--- begin ---
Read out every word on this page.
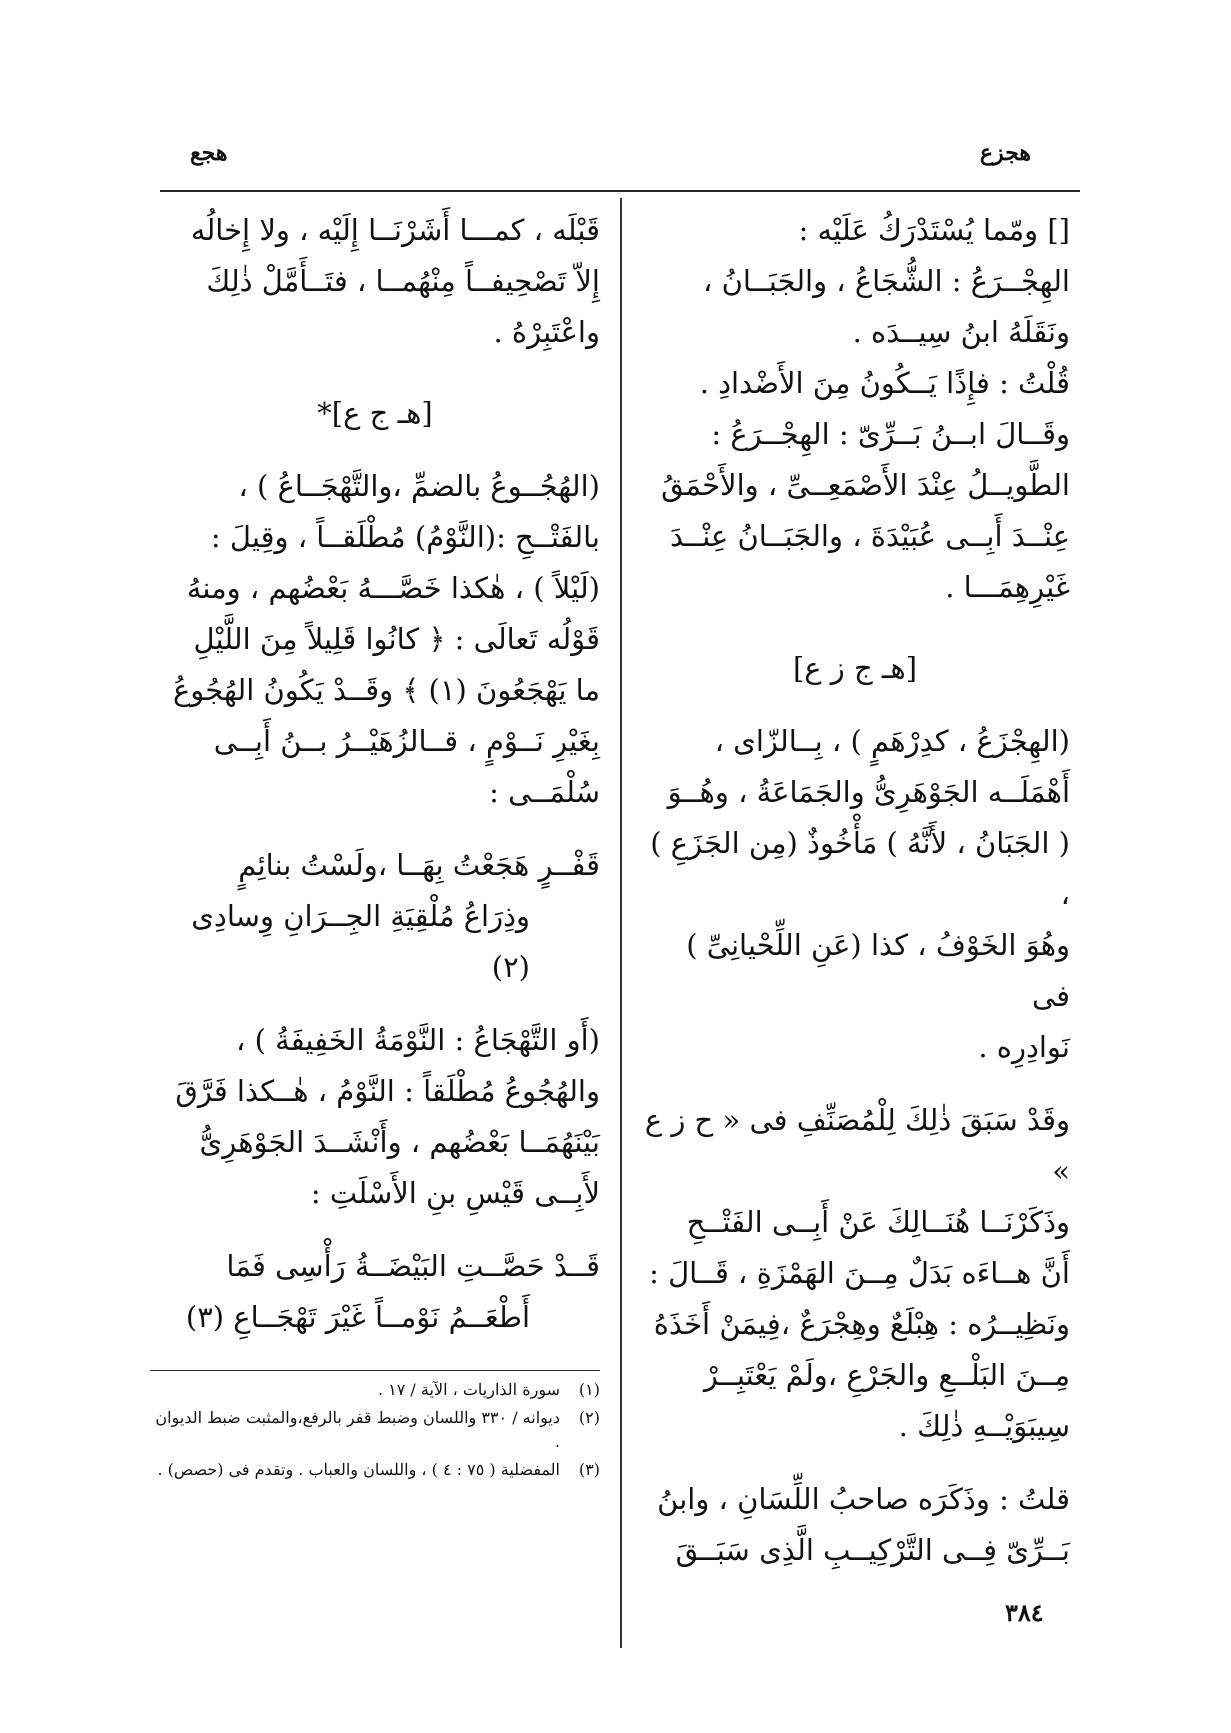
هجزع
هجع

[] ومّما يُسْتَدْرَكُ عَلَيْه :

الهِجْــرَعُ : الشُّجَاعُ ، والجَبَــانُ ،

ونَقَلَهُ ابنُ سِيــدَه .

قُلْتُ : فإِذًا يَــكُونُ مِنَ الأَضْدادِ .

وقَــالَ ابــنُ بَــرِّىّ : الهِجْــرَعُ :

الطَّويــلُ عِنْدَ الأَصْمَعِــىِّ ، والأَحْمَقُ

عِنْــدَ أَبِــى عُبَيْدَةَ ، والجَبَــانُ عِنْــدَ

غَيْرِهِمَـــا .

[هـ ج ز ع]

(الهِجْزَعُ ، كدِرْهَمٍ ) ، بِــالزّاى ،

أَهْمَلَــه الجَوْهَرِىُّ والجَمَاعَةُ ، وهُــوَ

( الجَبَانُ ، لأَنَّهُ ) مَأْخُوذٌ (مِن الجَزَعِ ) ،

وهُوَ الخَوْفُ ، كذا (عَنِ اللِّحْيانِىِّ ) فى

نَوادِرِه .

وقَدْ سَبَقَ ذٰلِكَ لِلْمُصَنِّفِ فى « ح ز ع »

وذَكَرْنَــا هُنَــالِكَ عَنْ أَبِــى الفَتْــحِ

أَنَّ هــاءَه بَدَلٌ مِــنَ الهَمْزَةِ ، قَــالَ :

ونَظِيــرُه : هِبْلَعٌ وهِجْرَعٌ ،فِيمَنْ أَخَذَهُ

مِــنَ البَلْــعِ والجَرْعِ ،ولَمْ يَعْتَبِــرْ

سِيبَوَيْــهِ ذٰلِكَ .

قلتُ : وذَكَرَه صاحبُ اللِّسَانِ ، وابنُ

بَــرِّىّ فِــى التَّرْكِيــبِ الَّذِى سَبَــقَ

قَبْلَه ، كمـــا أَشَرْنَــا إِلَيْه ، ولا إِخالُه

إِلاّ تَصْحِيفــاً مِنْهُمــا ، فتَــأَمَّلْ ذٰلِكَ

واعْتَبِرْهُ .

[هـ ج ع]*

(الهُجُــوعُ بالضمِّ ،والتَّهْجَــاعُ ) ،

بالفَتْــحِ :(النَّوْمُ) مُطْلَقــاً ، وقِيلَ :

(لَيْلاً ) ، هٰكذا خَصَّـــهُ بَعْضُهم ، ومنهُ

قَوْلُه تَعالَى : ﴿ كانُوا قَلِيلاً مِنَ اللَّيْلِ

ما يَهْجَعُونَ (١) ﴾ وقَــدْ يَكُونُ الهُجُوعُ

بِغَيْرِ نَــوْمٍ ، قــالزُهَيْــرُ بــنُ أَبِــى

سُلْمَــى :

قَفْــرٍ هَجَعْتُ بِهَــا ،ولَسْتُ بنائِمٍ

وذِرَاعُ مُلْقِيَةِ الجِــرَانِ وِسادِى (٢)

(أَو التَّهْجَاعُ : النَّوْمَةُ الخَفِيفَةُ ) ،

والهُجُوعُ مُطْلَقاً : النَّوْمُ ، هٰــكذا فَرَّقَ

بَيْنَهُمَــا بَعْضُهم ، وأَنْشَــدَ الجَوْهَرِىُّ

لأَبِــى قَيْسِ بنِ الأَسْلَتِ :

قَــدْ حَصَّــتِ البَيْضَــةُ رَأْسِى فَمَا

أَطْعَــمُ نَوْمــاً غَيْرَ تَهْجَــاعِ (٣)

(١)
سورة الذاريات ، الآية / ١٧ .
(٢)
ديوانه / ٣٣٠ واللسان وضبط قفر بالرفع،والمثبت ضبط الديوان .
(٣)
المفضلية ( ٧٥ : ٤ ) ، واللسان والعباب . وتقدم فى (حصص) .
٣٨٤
--- end ---
▸ **WHAT THE TASK ASKS**:
Write out the entries above verbatim; the pictures do not belong in your copy.

▸ **RIGHT ANSWER**:
Read out every word on this page.
هجزع
هجع

[] ومّما يُسْتَدْرَكُ عَلَيْه :

الهِجْــرَعُ : الشُّجَاعُ ، والجَبَــانُ ،

ونَقَلَهُ ابنُ سِيــدَه .

قُلْتُ : فإِذًا يَــكُونُ مِنَ الأَضْدادِ .

وقَــالَ ابــنُ بَــرِّىّ : الهِجْــرَعُ :

الطَّويــلُ عِنْدَ الأَصْمَعِــىِّ ، والأَحْمَقُ

عِنْــدَ أَبِــى عُبَيْدَةَ ، والجَبَــانُ عِنْــدَ

غَيْرِهِمَـــا .

[هـ ج ز ع]

(الهِجْزَعُ ، كدِرْهَمٍ ) ، بِــالزّاى ،

أَهْمَلَــه الجَوْهَرِىُّ والجَمَاعَةُ ، وهُــوَ

( الجَبَانُ ، لأَنَّهُ ) مَأْخُوذٌ (مِن الجَزَعِ ) ،

وهُوَ الخَوْفُ ، كذا (عَنِ اللِّحْيانِىِّ ) فى

نَوادِرِه .

وقَدْ سَبَقَ ذٰلِكَ لِلْمُصَنِّفِ فى « ح ز ع »

وذَكَرْنَــا هُنَــالِكَ عَنْ أَبِــى الفَتْــحِ

أَنَّ هــاءَه بَدَلٌ مِــنَ الهَمْزَةِ ، قَــالَ :

ونَظِيــرُه : هِبْلَعٌ وهِجْرَعٌ ،فِيمَنْ أَخَذَهُ

مِــنَ البَلْــعِ والجَرْعِ ،ولَمْ يَعْتَبِــرْ

سِيبَوَيْــهِ ذٰلِكَ .

قلتُ : وذَكَرَه صاحبُ اللِّسَانِ ، وابنُ

بَــرِّىّ فِــى التَّرْكِيــبِ الَّذِى سَبَــقَ

قَبْلَه ، كمـــا أَشَرْنَــا إِلَيْه ، ولا إِخالُه

إِلاّ تَصْحِيفــاً مِنْهُمــا ، فتَــأَمَّلْ ذٰلِكَ

واعْتَبِرْهُ .

[هـ ج ع]*

(الهُجُــوعُ بالضمِّ ،والتَّهْجَــاعُ ) ،

بالفَتْــحِ :(النَّوْمُ) مُطْلَقــاً ، وقِيلَ :

(لَيْلاً ) ، هٰكذا خَصَّـــهُ بَعْضُهم ، ومنهُ

قَوْلُه تَعالَى : ﴿ كانُوا قَلِيلاً مِنَ اللَّيْلِ

ما يَهْجَعُونَ (١) ﴾ وقَــدْ يَكُونُ الهُجُوعُ

بِغَيْرِ نَــوْمٍ ، قــالزُهَيْــرُ بــنُ أَبِــى

سُلْمَــى :

قَفْــرٍ هَجَعْتُ بِهَــا ،ولَسْتُ بنائِمٍ

وذِرَاعُ مُلْقِيَةِ الجِــرَانِ وِسادِى (٢)

(أَو التَّهْجَاعُ : النَّوْمَةُ الخَفِيفَةُ ) ،

والهُجُوعُ مُطْلَقاً : النَّوْمُ ، هٰــكذا فَرَّقَ

بَيْنَهُمَــا بَعْضُهم ، وأَنْشَــدَ الجَوْهَرِىُّ

لأَبِــى قَيْسِ بنِ الأَسْلَتِ :

قَــدْ حَصَّــتِ البَيْضَــةُ رَأْسِى فَمَا

أَطْعَــمُ نَوْمــاً غَيْرَ تَهْجَــاعِ (٣)

(١)
سورة الذاريات ، الآية / ١٧ .
(٢)
ديوانه / ٣٣٠ واللسان وضبط قفر بالرفع،والمثبت ضبط الديوان .
(٣)
المفضلية ( ٧٥ : ٤ ) ، واللسان والعباب . وتقدم فى (حصص) .
٣٨٤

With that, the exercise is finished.